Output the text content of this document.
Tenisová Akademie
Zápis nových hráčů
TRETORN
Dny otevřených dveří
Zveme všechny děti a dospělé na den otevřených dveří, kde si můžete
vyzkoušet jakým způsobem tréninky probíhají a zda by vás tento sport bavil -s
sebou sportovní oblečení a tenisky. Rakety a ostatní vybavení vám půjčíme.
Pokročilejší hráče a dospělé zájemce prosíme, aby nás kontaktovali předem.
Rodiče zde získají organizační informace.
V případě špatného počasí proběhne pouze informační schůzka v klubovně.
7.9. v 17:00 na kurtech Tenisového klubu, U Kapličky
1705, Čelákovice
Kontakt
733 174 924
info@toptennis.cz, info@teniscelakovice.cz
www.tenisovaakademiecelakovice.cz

===============

Going over the lines above, work out how many include "otevřených", then give only that number.

2